— BEGIN TEXT PASSAGE —

As my piece
of my son’s never-ending Mazda Miata story draws to a close I’d like to share a
couple of things that have occurred to me along the way.
1st – I
really like our household name for the car much better: the Mazda Piñata. Sure,
tongue in cheek and maybe slightly irreverent, but due to the mismatched,
multi-hued body panels, it captures the essence of this particular car much
more accurately.
2nd - Although this car is now approaching 25 years
old and is as simple as a sandbox (honest, a great training vehicle for
auto-wrenching!), the vehicles of the period were already showing legislative
obesity.
My son is an
all or nothing sort of guy, so he is now a veritable fount of technical data
related to the Piñata and its peers of that period. It was based on his
continual spewing of facts and figures that I got inspired to look at this
weighty (pun fully intended) topic.
America’s
love affair with cars has always been as fickle as the rest of our cultural
pursuits. WWII GI’s coming back from service in England brought with them the
memory of such classic British cars as Jaguars, Morgans and MGs. The 2-seat
roadsters definitely had their appeal to returning GI’s, likely owing more to
the pipedream of the blonde with blowing hair sitting next to them than the
actual roadster. Regardless of the
reasoning, the interest was there so it wasn’t too long before dealerships here
started importing and selling those same cars.
These cars
were typically more pedestrian versions of factory race cars, so while they
weren’t really equipped to do serious blacktop battle, casual club-sponsored
racing developed around them. They came to be known as sports-cars. The term
sports-car had no firm definition, but the cars all shared a few major attributes.
They were small, low to the ground, built to be very light for quick handling,
but were often otherwise remarkably low-tech. And so America starting driving these gnat sized
cars into the new post-war boom.
Americans
are notorious for wanting too much of a good thing. Going back to the Ford
Model T many barns across the country were filled with disassembled engines and
young men scratching their heads figuring how to get more power. After
Oldsmobile and Cadillac launched their overhead valve V-8’s in 1949, veterans
with government-issue mechanical training were souping these cars up along with
the familiar Ford Flathead V-8.
The newer
engine designs were already more powerful than their pre-war brethren, but they
also responded so well to simple modifications that hot-rodding became a common
term. Detroit, never remiss in capitalizing on a trend, saw opportunity and started
developing factory hotrods. By the late '50's/early 60’s the factory horsepower
wars were well underway. Stock-car racing and eyeball-flattening acceleration where
taking the attention away from the little imported roadsters.

— END TEXT PASSAGE —
— BEGIN TASK INPUTS —

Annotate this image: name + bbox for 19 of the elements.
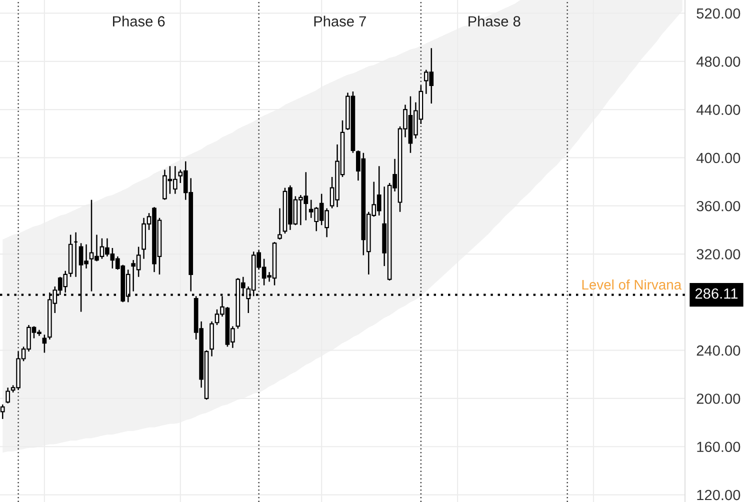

— END TASK INPUTS —
— BEGIN TASK INPUTS —

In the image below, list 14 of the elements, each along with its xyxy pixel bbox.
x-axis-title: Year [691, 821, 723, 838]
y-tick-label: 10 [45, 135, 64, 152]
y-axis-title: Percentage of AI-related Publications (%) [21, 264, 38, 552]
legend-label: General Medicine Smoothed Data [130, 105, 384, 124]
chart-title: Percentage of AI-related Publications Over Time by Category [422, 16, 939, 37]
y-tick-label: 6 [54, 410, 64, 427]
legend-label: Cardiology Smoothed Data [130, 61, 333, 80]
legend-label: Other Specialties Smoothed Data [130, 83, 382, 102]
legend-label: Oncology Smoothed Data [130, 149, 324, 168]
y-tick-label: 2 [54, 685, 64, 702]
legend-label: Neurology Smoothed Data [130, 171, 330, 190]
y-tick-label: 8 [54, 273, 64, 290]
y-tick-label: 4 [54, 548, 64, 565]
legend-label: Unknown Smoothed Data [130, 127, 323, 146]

— END TASK INPUTS —

▸ EXERCISES
1/ From the records, write out the lines from the one containing "In the image" up to and including the one containing "y-tick-label: 6 [54, 410, 64, 427]".
2/ Write what comes next in the essay about the Mazda Miata and American car culture, picking up after its final sentence.
The essay and the records have no connection to each other.

▸ ANSWERS TO EACH TASK
1/
In the image below, list 14 of the elements, each along with its xyxy pixel bbox.
x-axis-title: Year [691, 821, 723, 838]
y-tick-label: 10 [45, 135, 64, 152]
y-axis-title: Percentage of AI-related Publications (%) [21, 264, 38, 552]
legend-label: General Medicine Smoothed Data [130, 105, 384, 124]
chart-title: Percentage of AI-related Publications Over Time by Category [422, 16, 939, 37]
y-tick-label: 6 [54, 410, 64, 427]

2/
It was Washington
DC that dropped the anchor. Largely as a result of scathing review of the auto
industry's safety engineering by Ralph Nader in his book “Unsafe at any speed”,
the Federal Motor Vehicle Safety Standards were implemented in 1967. This act
was followed in 1968 by adopting auto emissions standards. By the early 1970's
cars were impacted with reduced performance, increasing weight and drivability
problems. Tiny imported sports cars were hit particularly hard. What were
marginal engines before this legislation’s impact really couldn’t cut it now.
The buying public noted the poor performance of post emissions sports-cars and
moved on, preferring to enjoy the twilight of domestic performance in the last
of the muscle cars. The little roadsters were left to die a slow, agonizing,
0-60 in one afternoon death.
The 1980’s
saw technology start to develop in a way which made smaller engines and
sporting vehicles viable again. There was a resurgence of interest in the
roadsters too (Nostalgia? Antiestablishmentarianism? Wishful thinking about the
blonde?), so it wasn’t long before a new generation of tiny topless imported 2-seaters
were showing up at the party again. The
Miata arrived late in the trend. It debuted in 1989 and appeared to be a near
plagiaristic visual copy of the early 1960’s Lotus Elan.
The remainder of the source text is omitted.